• What you are asked to do: Check each line of the material that follows, and copy those holding the string "title".

• Listed records:
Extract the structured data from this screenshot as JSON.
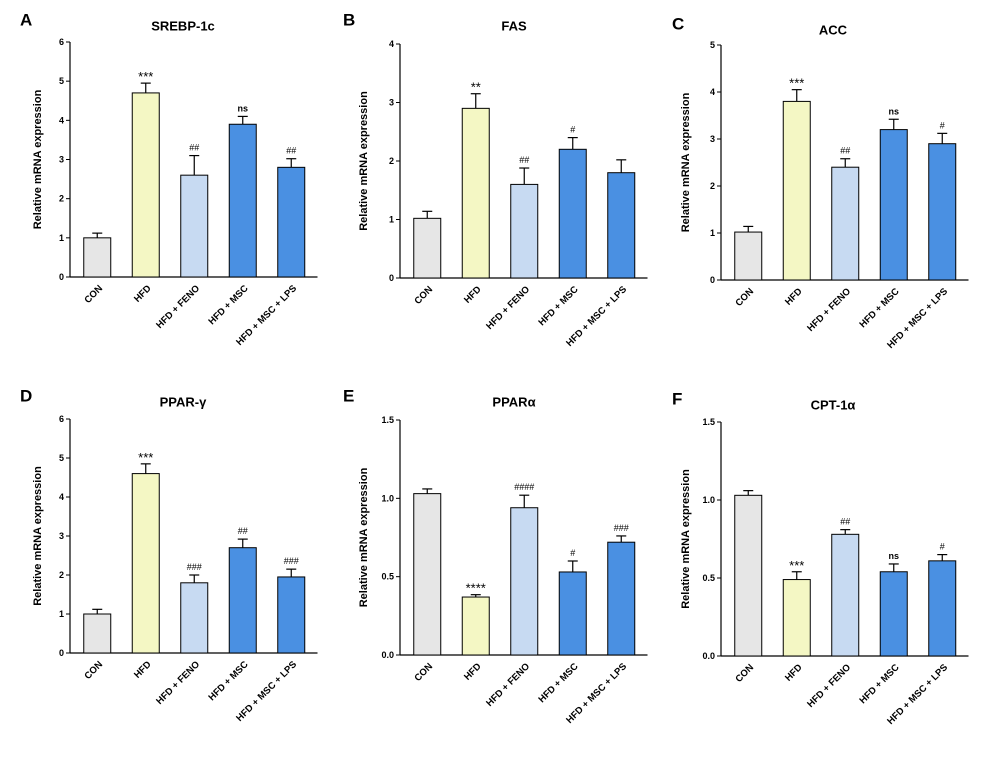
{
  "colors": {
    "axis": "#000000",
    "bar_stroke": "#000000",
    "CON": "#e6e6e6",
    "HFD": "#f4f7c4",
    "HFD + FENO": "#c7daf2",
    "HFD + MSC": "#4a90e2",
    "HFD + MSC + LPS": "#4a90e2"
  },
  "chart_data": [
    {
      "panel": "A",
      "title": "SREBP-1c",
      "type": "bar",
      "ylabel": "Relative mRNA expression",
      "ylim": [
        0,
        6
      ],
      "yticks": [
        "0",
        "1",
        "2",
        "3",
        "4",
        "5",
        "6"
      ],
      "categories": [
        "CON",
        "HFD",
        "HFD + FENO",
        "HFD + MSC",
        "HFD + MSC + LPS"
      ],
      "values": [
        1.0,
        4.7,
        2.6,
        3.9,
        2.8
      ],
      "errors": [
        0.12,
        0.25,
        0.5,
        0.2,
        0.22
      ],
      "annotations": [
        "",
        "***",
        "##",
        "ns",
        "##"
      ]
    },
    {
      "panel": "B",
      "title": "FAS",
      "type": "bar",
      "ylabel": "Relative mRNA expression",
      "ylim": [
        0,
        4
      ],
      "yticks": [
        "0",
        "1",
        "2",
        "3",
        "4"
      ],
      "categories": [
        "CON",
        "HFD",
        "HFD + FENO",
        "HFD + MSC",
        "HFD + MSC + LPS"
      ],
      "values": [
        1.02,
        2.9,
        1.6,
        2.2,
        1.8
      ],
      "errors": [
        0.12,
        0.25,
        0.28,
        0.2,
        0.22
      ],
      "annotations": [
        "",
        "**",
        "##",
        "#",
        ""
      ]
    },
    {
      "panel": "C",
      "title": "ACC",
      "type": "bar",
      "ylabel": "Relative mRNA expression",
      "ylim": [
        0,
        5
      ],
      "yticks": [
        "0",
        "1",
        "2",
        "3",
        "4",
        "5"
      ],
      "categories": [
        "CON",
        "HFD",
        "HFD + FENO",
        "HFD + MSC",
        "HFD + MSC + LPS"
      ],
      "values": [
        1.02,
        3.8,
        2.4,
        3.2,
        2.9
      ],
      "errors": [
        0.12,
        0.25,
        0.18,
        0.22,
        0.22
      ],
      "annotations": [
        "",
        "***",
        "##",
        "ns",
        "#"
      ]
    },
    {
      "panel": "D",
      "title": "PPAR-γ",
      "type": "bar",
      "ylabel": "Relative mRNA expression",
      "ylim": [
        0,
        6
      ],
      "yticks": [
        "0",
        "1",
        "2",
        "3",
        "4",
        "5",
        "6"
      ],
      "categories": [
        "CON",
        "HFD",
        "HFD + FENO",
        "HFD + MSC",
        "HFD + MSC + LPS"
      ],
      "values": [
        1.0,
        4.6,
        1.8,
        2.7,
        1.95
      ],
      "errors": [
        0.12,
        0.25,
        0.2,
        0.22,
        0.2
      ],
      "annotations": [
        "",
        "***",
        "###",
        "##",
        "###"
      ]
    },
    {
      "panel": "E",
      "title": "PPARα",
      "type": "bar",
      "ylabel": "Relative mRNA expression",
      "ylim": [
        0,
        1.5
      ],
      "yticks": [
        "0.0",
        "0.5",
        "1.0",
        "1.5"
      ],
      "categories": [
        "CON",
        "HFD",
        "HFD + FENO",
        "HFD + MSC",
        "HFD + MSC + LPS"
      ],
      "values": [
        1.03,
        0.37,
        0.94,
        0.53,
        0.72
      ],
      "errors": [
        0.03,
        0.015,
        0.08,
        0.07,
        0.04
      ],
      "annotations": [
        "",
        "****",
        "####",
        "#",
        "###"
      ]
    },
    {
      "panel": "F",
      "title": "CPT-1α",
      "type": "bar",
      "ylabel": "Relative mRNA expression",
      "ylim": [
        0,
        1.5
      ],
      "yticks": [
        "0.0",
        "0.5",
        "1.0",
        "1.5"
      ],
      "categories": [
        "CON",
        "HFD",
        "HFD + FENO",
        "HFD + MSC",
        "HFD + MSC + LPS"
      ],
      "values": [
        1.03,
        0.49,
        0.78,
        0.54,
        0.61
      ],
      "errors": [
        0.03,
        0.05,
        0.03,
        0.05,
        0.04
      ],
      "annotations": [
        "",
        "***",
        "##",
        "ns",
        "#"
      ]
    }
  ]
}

• Result below:
      "title": "SREBP-1c",
      "title": "FAS",
      "title": "ACC",
      "title": "PPAR-γ",
      "title": "PPARα",
      "title": "CPT-1α",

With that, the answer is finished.